* **Annotated element listings**:
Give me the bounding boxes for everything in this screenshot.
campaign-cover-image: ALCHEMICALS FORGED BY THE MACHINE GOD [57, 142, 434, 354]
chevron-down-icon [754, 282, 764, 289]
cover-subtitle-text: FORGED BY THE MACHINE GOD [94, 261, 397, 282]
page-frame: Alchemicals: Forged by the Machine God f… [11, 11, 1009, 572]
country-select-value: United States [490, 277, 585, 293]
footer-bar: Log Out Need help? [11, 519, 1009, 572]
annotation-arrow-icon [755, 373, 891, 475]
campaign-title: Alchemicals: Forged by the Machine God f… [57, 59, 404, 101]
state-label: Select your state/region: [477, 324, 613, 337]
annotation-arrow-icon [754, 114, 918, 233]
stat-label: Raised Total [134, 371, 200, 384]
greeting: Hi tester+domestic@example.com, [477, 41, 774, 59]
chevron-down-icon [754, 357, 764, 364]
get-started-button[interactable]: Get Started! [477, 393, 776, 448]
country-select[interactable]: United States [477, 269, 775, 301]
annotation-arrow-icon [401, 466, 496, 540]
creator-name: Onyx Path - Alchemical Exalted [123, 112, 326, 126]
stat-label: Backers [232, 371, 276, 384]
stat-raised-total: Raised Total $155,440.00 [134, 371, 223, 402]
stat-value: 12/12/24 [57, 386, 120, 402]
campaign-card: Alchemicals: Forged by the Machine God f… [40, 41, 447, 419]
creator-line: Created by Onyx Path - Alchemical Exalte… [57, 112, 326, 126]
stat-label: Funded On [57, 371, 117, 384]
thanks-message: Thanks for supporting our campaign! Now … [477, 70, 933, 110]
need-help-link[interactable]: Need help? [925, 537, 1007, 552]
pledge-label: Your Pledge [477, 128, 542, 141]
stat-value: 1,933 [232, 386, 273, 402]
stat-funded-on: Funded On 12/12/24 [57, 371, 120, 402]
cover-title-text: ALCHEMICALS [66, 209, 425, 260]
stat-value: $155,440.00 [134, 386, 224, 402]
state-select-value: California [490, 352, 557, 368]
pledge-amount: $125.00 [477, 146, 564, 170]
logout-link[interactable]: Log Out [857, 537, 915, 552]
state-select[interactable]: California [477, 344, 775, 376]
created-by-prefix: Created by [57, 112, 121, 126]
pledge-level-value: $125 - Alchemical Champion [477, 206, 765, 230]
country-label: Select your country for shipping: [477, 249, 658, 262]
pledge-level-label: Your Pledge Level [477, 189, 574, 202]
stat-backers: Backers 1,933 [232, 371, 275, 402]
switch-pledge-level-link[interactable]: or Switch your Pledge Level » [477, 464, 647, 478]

* **Exercise description**:
Copy out every line of the entries above word for word, changing nothing.

* **Expected output**:
Give me the bounding boxes for everything in this screenshot.
campaign-cover-image: ALCHEMICALS FORGED BY THE MACHINE GOD [57, 142, 434, 354]
chevron-down-icon [754, 282, 764, 289]
cover-subtitle-text: FORGED BY THE MACHINE GOD [94, 261, 397, 282]
page-frame: Alchemicals: Forged by the Machine God f… [11, 11, 1009, 572]
country-select-value: United States [490, 277, 585, 293]
footer-bar: Log Out Need help? [11, 519, 1009, 572]
annotation-arrow-icon [755, 373, 891, 475]
campaign-title: Alchemicals: Forged by the Machine God f… [57, 59, 404, 101]
state-label: Select your state/region: [477, 324, 613, 337]
annotation-arrow-icon [754, 114, 918, 233]
stat-label: Raised Total [134, 371, 200, 384]
greeting: Hi tester+domestic@example.com, [477, 41, 774, 59]
chevron-down-icon [754, 357, 764, 364]
get-started-button[interactable]: Get Started! [477, 393, 776, 448]
country-select[interactable]: United States [477, 269, 775, 301]
annotation-arrow-icon [401, 466, 496, 540]
creator-name: Onyx Path - Alchemical Exalted [123, 112, 326, 126]
stat-label: Backers [232, 371, 276, 384]
stat-raised-total: Raised Total $155,440.00 [134, 371, 223, 402]
stat-value: 12/12/24 [57, 386, 120, 402]
campaign-card: Alchemicals: Forged by the Machine God f… [40, 41, 447, 419]
creator-line: Created by Onyx Path - Alchemical Exalte… [57, 112, 326, 126]
stat-label: Funded On [57, 371, 117, 384]
thanks-message: Thanks for supporting our campaign! Now … [477, 70, 933, 110]
need-help-link[interactable]: Need help? [925, 537, 1007, 552]
pledge-label: Your Pledge [477, 128, 542, 141]
stat-value: 1,933 [232, 386, 273, 402]
stat-funded-on: Funded On 12/12/24 [57, 371, 120, 402]
cover-title-text: ALCHEMICALS [66, 209, 425, 260]
stat-value: $155,440.00 [134, 386, 224, 402]
state-select-value: California [490, 352, 557, 368]
pledge-amount: $125.00 [477, 146, 564, 170]
logout-link[interactable]: Log Out [857, 537, 915, 552]
state-select[interactable]: California [477, 344, 775, 376]
created-by-prefix: Created by [57, 112, 121, 126]
pledge-level-value: $125 - Alchemical Champion [477, 206, 765, 230]
country-label: Select your country for shipping: [477, 249, 658, 262]
pledge-level-label: Your Pledge Level [477, 189, 574, 202]
stat-backers: Backers 1,933 [232, 371, 275, 402]
switch-pledge-level-link[interactable]: or Switch your Pledge Level » [477, 464, 647, 478]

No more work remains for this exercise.